Your task :: Work out the number of lines in the records that include the word "Lampholder"; reply with that number alone.
━━━ Items ━━━
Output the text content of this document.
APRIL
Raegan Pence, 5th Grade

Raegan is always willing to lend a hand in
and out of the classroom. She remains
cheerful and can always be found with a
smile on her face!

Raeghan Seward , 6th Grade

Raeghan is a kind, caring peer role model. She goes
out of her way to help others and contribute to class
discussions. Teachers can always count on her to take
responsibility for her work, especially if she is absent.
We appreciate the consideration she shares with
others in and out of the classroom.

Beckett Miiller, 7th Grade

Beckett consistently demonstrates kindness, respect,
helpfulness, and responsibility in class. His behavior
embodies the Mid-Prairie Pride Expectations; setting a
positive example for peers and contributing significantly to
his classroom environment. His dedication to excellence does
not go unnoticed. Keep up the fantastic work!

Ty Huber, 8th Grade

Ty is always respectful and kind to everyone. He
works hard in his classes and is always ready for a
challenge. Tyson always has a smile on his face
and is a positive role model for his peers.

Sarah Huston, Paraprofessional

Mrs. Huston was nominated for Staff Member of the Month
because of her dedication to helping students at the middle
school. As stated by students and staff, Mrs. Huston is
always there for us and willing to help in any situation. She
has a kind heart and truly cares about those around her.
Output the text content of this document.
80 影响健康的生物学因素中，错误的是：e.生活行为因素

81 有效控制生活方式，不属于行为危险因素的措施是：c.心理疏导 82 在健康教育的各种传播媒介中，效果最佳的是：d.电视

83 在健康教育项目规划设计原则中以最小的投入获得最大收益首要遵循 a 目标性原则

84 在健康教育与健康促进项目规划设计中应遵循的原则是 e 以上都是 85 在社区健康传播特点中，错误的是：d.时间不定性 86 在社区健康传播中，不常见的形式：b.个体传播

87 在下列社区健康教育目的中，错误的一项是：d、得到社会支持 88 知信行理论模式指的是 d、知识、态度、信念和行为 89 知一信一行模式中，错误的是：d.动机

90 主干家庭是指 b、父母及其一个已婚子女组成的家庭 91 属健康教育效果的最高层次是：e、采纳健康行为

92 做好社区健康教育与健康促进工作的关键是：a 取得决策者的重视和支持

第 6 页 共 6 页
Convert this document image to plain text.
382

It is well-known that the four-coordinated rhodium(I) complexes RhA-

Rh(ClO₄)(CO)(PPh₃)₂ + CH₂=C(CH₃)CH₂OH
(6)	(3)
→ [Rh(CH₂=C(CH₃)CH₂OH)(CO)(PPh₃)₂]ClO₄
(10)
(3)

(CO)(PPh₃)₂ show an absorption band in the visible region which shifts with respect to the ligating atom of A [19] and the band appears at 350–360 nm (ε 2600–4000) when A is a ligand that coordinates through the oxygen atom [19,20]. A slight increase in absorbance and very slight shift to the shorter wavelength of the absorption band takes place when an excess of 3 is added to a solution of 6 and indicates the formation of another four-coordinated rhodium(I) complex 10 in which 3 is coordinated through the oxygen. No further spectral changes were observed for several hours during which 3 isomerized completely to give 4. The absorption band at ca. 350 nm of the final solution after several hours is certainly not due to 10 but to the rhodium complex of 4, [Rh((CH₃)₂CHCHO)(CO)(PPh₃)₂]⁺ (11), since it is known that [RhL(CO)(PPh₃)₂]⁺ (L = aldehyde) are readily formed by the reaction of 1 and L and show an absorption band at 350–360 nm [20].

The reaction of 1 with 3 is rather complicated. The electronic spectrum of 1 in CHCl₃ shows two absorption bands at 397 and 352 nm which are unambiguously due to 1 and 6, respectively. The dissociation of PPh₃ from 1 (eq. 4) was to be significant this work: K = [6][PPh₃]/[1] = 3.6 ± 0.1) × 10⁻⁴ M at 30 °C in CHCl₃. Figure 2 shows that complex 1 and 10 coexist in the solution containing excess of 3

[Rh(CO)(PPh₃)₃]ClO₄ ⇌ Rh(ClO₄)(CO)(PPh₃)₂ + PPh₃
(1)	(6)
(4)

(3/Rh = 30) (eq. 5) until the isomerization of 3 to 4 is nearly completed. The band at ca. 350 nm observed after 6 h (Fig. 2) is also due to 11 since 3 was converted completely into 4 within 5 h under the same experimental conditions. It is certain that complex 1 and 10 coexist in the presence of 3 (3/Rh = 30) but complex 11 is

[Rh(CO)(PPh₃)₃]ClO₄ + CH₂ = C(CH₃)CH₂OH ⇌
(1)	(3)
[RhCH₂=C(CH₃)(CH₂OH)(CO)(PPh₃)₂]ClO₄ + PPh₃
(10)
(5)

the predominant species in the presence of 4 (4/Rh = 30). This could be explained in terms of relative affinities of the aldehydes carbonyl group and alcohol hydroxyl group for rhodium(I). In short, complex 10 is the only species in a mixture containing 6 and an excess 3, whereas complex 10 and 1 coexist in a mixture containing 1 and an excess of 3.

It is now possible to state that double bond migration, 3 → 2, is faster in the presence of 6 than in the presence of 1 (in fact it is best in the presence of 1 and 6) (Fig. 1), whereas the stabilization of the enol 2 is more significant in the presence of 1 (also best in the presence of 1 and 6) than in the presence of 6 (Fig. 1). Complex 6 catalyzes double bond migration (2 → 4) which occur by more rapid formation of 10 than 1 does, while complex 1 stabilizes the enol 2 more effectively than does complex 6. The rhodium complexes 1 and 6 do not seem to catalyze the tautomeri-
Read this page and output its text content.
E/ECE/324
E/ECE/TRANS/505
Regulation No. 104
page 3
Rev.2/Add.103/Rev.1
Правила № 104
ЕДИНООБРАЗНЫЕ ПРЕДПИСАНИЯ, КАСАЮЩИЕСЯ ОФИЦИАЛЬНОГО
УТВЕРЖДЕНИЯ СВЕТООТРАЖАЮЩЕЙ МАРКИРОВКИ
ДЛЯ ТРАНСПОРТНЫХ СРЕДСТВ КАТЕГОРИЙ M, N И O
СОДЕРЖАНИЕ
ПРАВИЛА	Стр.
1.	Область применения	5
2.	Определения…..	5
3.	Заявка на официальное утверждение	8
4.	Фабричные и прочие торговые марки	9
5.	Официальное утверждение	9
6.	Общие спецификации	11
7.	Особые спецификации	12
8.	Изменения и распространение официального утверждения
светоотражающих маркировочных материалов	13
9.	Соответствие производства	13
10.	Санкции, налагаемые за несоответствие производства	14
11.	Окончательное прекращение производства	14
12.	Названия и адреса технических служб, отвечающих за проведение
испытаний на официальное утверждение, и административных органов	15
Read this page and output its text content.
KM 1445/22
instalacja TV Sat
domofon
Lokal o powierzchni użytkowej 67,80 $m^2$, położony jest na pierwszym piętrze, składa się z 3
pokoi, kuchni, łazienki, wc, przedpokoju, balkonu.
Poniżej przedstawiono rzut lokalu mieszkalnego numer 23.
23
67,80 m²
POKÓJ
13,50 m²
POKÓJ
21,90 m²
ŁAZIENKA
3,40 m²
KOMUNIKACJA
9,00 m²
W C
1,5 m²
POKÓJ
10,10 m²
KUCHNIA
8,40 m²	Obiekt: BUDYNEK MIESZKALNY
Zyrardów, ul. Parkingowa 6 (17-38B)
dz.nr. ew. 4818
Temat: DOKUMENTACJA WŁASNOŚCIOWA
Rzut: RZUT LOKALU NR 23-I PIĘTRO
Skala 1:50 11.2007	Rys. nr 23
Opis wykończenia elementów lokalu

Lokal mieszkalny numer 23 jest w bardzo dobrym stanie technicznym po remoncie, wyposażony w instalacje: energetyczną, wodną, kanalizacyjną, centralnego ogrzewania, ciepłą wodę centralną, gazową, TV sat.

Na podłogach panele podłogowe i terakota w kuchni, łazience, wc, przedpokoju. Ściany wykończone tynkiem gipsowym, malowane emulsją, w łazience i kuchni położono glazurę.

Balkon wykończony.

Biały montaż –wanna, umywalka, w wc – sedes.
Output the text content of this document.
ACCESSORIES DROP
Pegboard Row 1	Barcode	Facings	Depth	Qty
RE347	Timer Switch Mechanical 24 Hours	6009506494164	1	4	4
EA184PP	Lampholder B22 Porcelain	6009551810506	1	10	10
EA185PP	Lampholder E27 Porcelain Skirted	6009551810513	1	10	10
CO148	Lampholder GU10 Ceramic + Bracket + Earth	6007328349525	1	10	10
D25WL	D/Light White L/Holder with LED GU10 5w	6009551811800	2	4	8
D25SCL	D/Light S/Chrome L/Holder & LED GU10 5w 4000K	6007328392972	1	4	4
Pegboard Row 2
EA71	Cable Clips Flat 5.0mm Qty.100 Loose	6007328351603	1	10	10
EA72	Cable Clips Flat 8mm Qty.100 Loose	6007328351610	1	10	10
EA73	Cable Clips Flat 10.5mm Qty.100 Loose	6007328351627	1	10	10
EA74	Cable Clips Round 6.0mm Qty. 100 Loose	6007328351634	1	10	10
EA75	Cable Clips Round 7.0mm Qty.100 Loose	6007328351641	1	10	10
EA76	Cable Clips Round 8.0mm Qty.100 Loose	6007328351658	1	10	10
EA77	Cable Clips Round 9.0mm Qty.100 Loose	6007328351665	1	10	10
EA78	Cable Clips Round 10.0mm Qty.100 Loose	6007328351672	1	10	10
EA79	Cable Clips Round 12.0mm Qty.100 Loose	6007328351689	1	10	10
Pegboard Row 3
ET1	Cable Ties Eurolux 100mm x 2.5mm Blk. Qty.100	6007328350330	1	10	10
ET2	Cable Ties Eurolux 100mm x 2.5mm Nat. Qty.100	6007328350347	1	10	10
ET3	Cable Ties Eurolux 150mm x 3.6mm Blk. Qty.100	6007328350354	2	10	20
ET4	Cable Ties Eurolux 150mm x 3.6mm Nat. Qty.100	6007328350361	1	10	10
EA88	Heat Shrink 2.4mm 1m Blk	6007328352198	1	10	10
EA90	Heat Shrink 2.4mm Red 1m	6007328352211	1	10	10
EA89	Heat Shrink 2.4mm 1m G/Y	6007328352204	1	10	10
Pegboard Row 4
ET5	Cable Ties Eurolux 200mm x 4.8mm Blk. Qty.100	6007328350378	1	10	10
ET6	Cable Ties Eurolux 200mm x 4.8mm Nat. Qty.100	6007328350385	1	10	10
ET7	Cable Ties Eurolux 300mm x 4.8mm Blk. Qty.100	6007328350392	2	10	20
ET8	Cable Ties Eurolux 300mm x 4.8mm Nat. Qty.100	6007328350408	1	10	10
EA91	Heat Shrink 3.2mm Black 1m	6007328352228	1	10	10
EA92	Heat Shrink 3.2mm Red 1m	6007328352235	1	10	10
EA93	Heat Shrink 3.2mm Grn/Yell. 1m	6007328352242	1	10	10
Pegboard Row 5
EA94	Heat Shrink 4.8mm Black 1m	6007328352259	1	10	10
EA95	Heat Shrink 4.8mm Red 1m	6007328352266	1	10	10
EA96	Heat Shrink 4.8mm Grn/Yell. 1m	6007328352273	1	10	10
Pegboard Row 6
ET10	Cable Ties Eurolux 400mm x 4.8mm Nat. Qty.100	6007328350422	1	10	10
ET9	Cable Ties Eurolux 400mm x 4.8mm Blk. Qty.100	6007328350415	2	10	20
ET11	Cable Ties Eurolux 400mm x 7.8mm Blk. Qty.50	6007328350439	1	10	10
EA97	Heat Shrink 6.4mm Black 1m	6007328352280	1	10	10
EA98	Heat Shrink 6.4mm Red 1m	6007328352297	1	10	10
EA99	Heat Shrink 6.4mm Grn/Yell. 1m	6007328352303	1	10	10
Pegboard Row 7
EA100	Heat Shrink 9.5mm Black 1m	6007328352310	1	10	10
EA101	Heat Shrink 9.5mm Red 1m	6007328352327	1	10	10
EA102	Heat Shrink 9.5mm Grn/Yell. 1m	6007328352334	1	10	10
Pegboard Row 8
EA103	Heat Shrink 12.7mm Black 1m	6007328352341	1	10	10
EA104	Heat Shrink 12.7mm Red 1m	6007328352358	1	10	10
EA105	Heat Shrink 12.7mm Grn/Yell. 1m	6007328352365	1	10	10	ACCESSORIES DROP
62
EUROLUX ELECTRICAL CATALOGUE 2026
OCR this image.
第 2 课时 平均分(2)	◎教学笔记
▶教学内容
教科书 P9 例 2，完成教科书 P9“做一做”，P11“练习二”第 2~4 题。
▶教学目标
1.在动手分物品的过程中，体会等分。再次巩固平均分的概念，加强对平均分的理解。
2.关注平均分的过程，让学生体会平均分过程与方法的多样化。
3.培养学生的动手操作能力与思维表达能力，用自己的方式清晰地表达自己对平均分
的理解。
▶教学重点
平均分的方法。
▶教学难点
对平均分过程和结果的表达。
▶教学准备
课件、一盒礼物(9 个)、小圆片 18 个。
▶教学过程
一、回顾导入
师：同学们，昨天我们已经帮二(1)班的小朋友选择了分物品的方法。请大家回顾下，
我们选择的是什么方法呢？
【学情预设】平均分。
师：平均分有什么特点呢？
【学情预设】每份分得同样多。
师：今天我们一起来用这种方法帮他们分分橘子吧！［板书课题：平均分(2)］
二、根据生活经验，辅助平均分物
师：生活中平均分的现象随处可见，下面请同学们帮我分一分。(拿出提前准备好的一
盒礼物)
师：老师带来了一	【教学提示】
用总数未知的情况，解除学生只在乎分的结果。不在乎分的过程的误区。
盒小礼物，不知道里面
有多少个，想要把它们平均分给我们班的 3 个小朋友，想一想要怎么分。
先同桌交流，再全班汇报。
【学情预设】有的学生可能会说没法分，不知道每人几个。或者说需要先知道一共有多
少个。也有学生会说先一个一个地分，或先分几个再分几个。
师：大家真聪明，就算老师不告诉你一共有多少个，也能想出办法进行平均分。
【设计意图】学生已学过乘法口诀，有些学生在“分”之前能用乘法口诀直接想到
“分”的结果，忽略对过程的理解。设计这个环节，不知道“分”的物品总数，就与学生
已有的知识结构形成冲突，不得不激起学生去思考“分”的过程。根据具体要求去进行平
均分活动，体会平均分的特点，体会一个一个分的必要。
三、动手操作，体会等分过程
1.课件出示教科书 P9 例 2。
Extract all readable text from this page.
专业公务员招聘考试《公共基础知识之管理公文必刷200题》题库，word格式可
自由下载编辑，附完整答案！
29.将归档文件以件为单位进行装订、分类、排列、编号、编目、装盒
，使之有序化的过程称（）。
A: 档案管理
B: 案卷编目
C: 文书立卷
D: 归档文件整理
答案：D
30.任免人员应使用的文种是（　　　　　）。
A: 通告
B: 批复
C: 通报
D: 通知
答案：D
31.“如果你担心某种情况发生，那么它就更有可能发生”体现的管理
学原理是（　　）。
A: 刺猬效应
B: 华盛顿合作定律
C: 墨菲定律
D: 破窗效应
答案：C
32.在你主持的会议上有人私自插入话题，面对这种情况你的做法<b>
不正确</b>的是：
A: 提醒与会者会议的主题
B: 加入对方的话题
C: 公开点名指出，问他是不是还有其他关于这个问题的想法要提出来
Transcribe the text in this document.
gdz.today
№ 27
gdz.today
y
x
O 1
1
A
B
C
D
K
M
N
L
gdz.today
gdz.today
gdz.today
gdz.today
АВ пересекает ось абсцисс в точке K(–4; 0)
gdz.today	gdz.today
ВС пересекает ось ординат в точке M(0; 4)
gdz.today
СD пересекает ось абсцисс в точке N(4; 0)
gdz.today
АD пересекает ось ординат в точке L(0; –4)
━━━
Correct response :: 3